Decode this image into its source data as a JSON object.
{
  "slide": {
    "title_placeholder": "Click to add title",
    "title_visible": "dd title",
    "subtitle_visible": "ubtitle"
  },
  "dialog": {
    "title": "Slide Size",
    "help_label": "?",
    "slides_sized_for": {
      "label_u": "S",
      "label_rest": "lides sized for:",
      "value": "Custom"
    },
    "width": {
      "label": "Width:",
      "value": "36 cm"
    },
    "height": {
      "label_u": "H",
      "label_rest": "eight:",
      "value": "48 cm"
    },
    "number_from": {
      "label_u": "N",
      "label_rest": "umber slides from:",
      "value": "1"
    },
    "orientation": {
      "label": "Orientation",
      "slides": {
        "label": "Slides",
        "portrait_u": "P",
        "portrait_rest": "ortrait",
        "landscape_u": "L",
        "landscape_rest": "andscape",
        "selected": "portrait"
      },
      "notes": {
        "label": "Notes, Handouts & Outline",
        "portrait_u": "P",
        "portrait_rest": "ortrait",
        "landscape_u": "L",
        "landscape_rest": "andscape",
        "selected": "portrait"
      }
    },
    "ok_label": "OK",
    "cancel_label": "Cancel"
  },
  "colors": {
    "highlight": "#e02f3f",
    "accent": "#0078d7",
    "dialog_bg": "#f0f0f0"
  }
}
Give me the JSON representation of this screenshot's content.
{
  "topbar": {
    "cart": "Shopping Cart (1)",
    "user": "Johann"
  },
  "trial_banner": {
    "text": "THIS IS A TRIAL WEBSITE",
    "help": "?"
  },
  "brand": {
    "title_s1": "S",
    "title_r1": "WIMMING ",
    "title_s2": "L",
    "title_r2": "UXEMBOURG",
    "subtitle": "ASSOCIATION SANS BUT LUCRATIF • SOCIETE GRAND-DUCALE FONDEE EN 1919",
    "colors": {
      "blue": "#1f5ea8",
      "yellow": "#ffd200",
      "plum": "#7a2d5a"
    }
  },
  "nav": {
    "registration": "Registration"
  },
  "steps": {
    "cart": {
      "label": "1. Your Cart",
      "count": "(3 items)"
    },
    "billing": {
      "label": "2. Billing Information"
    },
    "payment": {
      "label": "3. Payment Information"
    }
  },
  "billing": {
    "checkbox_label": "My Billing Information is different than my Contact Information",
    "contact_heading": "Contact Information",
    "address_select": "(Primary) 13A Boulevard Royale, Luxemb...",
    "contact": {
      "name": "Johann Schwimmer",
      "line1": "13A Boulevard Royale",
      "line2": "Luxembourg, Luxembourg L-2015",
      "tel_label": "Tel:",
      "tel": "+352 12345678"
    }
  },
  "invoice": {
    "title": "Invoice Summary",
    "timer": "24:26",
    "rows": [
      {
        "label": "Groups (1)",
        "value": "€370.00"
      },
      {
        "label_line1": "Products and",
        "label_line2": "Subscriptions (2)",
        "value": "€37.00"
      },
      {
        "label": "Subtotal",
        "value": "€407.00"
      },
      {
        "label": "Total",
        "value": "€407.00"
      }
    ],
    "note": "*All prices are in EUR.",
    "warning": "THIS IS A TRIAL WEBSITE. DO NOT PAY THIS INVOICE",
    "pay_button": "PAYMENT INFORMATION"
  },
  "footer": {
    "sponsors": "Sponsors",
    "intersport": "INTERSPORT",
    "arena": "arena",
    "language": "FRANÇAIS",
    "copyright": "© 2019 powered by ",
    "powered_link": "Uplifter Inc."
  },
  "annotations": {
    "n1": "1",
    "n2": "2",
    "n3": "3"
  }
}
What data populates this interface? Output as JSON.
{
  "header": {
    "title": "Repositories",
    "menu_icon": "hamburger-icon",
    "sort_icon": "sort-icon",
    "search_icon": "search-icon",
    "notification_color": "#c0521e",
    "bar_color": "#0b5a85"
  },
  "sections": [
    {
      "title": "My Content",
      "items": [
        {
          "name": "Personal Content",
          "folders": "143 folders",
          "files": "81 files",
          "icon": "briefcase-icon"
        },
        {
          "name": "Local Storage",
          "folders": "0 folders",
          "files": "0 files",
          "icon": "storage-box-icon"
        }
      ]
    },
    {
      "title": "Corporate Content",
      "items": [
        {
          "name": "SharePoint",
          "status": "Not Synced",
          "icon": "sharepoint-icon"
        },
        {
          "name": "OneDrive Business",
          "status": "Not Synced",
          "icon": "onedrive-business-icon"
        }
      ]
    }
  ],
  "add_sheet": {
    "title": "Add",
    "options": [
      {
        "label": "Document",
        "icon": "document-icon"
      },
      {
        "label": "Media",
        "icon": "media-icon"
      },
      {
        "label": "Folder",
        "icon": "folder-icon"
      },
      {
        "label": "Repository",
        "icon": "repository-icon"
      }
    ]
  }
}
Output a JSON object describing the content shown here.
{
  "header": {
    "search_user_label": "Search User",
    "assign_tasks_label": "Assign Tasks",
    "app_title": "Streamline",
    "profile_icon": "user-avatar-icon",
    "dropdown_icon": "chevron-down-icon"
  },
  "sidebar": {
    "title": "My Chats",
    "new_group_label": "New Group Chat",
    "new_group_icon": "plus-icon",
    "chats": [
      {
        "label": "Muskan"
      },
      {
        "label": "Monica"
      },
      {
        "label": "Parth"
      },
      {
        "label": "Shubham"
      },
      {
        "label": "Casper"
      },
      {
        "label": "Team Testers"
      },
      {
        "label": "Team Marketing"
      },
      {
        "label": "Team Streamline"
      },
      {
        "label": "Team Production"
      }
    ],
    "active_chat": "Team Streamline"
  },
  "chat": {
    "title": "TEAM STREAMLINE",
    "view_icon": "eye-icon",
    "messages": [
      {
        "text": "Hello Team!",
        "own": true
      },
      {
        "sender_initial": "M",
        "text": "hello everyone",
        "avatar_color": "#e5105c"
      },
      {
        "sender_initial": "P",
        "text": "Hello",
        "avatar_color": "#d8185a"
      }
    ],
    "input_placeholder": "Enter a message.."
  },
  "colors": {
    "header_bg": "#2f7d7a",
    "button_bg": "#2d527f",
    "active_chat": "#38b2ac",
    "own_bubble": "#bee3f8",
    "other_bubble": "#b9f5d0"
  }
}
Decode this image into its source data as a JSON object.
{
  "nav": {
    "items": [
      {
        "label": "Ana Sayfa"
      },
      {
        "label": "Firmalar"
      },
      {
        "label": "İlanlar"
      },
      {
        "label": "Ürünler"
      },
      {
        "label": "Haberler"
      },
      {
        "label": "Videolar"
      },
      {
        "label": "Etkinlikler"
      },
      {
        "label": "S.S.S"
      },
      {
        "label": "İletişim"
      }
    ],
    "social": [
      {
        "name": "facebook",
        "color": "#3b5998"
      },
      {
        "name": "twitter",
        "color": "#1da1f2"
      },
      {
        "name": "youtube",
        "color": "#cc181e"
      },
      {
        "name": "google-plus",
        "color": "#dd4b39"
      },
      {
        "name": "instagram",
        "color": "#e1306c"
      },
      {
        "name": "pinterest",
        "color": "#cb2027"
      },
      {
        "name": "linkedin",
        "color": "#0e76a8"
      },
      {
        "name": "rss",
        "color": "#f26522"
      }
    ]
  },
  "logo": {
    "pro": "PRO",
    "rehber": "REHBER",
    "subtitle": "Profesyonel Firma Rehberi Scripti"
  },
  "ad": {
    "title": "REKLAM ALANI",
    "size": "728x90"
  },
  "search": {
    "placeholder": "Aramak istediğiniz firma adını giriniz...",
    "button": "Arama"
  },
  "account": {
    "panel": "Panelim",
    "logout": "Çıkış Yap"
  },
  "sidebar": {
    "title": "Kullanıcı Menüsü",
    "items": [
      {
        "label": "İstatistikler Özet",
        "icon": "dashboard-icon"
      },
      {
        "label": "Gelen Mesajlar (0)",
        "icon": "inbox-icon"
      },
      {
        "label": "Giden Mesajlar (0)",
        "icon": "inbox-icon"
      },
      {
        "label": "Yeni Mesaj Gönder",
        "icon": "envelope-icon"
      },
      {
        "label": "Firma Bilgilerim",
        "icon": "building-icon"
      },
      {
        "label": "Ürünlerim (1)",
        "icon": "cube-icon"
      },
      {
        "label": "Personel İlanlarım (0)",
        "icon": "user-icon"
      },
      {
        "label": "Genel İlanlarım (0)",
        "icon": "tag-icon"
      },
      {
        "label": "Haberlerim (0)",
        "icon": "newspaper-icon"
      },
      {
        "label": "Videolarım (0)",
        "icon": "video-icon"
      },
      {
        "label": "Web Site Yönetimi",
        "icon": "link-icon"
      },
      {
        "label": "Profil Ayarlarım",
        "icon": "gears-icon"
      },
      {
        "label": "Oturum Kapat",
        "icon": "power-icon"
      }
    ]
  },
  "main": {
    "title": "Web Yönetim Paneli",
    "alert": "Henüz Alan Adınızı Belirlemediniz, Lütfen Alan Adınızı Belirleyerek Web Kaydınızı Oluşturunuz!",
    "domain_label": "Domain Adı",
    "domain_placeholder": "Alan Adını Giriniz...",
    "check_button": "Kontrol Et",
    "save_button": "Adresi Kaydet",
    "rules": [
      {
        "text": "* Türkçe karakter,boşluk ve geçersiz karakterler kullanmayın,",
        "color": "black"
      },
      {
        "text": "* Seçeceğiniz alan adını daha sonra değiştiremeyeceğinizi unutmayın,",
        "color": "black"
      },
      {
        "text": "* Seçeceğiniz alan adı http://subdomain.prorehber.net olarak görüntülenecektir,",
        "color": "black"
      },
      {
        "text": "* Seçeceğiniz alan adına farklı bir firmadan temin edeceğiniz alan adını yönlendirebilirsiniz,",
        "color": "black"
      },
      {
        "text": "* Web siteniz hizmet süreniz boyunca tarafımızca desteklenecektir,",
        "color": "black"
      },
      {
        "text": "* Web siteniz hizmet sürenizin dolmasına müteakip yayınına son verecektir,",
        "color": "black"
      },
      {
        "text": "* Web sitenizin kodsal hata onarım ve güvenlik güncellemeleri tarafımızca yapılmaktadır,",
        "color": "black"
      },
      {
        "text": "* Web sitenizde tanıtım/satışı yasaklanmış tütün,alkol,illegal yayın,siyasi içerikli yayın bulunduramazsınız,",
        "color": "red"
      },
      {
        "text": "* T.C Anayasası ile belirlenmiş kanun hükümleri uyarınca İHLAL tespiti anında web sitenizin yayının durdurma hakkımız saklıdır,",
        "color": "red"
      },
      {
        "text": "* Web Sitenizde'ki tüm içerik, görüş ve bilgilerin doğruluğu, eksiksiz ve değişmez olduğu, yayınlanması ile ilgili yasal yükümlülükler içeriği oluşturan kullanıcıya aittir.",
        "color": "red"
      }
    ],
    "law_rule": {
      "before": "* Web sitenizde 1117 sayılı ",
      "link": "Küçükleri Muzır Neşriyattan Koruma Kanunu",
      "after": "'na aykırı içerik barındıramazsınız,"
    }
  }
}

#### [DIRECTIONS]
Across the preceding material, how many lines contain the word "tarafımızca"? State the number alone.

#### [RIGHT ANSWER]
2